(Records from a data collection)
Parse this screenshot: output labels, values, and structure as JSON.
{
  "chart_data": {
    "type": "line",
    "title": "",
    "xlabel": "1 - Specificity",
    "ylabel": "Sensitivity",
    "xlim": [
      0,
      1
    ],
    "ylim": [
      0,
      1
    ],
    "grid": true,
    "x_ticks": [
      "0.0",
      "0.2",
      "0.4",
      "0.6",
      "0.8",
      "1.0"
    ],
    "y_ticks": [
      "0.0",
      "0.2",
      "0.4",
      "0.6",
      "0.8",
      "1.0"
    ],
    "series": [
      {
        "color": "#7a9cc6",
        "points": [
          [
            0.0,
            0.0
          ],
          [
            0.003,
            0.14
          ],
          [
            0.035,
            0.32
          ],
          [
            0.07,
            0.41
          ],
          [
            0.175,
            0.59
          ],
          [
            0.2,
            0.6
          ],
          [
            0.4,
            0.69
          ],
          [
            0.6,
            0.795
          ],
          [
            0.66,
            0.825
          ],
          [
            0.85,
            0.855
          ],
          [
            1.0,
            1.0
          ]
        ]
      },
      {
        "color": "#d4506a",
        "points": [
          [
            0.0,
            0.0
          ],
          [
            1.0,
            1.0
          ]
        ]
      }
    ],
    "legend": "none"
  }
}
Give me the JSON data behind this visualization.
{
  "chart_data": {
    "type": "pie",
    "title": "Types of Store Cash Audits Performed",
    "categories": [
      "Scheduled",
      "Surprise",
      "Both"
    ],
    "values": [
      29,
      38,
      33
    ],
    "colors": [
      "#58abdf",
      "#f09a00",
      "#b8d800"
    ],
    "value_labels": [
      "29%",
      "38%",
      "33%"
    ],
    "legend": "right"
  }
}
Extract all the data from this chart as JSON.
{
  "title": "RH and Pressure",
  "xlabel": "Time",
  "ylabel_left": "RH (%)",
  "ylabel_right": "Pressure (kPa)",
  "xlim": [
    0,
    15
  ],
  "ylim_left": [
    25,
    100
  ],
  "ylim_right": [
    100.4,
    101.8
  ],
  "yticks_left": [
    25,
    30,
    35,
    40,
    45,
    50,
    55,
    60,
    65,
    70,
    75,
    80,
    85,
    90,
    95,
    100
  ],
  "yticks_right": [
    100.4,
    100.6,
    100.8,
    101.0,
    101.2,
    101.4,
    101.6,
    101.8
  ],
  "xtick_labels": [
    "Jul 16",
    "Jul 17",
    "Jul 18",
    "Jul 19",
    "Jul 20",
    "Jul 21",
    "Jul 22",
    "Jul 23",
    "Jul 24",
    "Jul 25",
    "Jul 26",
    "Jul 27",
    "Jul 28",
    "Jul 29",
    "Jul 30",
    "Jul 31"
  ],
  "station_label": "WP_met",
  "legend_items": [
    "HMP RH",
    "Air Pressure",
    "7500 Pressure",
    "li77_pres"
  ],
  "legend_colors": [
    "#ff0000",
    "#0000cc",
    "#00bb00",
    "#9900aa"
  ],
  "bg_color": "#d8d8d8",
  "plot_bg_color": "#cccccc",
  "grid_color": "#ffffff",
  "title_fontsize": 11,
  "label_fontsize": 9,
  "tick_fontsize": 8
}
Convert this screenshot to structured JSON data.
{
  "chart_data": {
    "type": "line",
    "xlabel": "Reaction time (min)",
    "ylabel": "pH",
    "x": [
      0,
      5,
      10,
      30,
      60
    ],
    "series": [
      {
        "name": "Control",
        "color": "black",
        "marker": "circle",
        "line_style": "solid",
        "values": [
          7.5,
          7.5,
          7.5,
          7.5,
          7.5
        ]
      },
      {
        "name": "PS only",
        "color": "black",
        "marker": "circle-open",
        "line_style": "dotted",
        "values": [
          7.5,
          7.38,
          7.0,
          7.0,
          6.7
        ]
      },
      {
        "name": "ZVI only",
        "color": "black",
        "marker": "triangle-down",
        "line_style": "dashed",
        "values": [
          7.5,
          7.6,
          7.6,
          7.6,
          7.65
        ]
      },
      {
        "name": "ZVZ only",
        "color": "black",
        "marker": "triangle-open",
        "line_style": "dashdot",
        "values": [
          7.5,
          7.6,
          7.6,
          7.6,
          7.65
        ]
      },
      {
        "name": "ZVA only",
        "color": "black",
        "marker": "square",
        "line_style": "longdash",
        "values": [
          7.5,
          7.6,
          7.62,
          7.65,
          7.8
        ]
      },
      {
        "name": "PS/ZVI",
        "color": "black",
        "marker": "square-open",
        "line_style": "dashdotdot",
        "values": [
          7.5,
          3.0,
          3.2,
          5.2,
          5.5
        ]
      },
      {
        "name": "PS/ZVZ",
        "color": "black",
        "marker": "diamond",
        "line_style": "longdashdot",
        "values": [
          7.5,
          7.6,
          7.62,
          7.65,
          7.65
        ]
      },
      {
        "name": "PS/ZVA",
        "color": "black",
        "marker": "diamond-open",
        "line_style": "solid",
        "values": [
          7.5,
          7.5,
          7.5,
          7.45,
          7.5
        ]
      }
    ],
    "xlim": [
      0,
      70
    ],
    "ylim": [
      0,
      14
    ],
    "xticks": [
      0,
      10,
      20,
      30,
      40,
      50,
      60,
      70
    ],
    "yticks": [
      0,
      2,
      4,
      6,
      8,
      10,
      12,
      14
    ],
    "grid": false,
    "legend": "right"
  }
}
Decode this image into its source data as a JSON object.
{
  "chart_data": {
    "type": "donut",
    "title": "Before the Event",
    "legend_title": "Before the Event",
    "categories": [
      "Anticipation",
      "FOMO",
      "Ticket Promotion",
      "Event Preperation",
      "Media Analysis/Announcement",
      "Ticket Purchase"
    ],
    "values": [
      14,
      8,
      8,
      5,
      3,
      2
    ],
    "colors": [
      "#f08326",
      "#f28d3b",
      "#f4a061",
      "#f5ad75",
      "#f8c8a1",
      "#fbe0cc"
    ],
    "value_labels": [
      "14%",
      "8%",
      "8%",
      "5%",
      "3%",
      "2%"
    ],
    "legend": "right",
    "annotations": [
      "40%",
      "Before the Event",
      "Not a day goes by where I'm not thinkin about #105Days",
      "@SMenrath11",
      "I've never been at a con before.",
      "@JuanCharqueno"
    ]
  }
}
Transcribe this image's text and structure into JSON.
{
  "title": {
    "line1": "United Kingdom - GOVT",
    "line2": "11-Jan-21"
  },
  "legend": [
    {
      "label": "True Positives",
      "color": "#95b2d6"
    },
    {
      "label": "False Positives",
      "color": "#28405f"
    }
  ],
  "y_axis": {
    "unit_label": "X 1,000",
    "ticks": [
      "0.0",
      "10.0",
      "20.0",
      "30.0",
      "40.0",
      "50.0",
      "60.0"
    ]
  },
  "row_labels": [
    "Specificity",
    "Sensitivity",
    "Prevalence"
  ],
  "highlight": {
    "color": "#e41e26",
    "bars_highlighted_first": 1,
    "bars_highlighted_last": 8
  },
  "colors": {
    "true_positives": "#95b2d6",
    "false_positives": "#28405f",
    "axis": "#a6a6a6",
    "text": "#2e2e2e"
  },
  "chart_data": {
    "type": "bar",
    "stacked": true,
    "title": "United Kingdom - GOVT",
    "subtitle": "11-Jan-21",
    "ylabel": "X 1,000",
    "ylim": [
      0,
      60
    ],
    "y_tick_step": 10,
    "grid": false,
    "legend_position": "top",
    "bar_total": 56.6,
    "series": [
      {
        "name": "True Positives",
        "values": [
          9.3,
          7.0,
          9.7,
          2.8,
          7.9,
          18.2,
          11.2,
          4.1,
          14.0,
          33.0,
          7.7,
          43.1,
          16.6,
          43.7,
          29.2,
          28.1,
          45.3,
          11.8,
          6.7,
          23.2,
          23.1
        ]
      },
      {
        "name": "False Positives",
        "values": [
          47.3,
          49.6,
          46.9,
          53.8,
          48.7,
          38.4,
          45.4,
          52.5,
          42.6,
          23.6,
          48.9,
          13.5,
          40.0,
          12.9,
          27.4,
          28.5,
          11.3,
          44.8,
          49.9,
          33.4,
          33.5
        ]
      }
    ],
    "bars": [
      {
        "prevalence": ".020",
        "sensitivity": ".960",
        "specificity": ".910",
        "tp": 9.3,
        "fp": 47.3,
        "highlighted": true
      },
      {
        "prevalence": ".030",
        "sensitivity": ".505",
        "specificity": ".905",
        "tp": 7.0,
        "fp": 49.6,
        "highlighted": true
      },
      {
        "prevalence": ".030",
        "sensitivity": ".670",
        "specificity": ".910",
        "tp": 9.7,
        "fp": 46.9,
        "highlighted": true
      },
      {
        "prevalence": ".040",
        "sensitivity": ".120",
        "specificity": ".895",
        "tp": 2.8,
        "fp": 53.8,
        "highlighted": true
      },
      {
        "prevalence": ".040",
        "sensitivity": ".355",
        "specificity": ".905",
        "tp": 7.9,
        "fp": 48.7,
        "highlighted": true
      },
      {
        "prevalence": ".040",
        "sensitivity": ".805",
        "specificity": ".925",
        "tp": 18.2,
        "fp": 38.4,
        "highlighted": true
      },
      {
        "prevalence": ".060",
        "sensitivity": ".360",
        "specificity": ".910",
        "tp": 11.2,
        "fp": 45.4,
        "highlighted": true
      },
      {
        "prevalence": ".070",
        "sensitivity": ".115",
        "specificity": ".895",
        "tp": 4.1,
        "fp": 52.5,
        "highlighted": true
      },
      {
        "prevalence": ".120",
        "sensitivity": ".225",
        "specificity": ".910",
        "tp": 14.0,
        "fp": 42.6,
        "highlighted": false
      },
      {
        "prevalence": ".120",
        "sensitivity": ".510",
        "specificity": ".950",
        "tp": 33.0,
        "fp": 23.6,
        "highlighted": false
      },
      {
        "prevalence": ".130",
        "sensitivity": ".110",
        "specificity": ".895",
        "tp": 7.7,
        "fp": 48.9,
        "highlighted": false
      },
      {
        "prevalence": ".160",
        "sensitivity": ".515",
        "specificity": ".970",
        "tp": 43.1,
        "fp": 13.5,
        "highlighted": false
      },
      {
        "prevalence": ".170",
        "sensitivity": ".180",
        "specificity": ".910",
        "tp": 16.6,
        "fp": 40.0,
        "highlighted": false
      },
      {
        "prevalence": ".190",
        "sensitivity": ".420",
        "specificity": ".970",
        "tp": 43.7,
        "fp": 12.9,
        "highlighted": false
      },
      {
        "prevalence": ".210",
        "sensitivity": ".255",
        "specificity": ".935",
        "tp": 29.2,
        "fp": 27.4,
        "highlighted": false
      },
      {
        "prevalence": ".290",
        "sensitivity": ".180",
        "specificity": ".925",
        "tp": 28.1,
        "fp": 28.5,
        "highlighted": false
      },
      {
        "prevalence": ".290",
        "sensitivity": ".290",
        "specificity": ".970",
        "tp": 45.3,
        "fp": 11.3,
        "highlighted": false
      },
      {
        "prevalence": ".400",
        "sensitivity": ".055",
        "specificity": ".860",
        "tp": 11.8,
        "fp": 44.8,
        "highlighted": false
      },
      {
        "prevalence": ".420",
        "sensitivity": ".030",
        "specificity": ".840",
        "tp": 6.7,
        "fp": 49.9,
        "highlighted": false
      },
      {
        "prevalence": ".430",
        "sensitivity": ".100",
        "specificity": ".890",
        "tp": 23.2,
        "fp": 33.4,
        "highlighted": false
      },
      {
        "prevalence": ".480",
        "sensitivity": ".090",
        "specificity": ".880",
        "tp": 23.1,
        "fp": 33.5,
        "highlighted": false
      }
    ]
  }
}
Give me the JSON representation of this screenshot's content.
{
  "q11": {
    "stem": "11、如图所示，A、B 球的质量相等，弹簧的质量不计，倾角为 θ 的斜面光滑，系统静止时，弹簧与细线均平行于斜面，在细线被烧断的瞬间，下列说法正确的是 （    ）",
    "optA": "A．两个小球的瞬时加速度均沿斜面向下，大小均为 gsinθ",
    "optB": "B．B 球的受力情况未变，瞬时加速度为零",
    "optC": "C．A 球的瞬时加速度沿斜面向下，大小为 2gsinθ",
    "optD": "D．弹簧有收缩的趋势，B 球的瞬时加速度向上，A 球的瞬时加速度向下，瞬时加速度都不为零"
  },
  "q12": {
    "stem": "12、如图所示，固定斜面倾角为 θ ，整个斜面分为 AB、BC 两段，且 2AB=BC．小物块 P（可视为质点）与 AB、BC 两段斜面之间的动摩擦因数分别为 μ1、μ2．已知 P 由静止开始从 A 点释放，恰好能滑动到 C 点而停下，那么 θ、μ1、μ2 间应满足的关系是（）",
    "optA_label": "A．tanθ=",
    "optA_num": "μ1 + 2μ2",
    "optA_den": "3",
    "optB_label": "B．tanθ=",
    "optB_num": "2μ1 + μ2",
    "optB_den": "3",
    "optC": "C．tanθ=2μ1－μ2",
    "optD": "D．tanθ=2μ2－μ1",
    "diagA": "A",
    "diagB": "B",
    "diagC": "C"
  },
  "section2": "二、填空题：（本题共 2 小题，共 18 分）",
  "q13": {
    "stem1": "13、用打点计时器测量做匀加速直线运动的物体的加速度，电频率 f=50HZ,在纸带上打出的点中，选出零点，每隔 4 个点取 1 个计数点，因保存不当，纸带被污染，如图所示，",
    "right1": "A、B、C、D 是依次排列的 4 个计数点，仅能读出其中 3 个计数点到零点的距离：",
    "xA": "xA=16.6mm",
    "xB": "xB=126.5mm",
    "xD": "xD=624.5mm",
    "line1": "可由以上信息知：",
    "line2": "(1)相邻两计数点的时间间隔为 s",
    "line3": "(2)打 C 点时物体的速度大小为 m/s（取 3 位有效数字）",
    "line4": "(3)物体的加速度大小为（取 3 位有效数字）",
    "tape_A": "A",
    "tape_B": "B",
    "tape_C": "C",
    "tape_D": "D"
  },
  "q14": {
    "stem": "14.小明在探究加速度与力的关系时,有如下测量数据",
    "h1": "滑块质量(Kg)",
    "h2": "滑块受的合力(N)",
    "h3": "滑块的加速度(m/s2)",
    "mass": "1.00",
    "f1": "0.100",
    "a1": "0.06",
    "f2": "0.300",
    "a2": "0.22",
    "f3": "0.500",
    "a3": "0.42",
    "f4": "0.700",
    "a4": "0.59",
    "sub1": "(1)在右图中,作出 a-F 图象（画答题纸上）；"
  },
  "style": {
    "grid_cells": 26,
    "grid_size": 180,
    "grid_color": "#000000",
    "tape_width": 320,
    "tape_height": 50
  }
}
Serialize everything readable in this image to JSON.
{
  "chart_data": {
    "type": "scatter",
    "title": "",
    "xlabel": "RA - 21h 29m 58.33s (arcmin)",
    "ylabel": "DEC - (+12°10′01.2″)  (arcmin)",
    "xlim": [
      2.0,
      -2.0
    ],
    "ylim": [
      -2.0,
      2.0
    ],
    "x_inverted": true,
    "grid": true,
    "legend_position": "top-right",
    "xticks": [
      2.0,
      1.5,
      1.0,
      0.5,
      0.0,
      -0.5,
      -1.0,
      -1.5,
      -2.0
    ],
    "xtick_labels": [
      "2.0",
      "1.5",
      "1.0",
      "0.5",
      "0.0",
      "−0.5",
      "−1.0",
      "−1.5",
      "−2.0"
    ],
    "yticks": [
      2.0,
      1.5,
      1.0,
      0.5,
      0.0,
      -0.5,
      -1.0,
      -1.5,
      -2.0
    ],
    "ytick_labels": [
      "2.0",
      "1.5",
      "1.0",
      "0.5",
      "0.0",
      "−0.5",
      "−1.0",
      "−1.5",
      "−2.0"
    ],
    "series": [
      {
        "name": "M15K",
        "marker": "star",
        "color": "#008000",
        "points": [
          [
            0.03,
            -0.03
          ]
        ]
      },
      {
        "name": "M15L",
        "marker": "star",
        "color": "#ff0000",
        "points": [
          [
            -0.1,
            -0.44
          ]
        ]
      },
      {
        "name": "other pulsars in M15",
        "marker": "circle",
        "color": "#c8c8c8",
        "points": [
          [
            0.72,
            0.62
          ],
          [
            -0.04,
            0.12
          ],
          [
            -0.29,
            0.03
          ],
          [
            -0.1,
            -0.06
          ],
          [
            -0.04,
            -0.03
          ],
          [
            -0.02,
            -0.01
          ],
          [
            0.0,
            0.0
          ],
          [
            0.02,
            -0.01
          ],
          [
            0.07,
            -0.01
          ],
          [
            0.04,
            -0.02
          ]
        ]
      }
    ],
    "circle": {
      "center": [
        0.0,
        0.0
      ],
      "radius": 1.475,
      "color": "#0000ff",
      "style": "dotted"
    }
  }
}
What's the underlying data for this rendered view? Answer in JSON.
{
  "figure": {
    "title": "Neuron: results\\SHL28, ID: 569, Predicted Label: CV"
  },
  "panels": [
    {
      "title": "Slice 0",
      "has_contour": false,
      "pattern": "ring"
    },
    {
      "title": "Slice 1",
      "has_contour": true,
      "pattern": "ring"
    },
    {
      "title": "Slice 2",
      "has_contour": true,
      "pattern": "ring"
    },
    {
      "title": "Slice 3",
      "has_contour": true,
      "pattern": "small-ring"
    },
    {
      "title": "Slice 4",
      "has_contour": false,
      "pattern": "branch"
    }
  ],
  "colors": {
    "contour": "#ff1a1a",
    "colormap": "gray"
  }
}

### To do
Locate the line that contains "What's the underlying", then please quote it and every line after it to the end of the entries above, exactly and with nothing else.

### The solution
What's the underlying data for this rendered view? Answer in JSON.
{
  "figure": {
    "title": "Neuron: results\\SHL28, ID: 569, Predicted Label: CV"
  },
  "panels": [
    {
      "title": "Slice 0",
      "has_contour": false,
      "pattern": "ring"
    },
    {
      "title": "Slice 1",
      "has_contour": true,
      "pattern": "ring"
    },
    {
      "title": "Slice 2",
      "has_contour": true,
      "pattern": "ring"
    },
    {
      "title": "Slice 3",
      "has_contour": true,
      "pattern": "small-ring"
    },
    {
      "title": "Slice 4",
      "has_contour": false,
      "pattern": "branch"
    }
  ],
  "colors": {
    "contour": "#ff1a1a",
    "colormap": "gray"
  }
}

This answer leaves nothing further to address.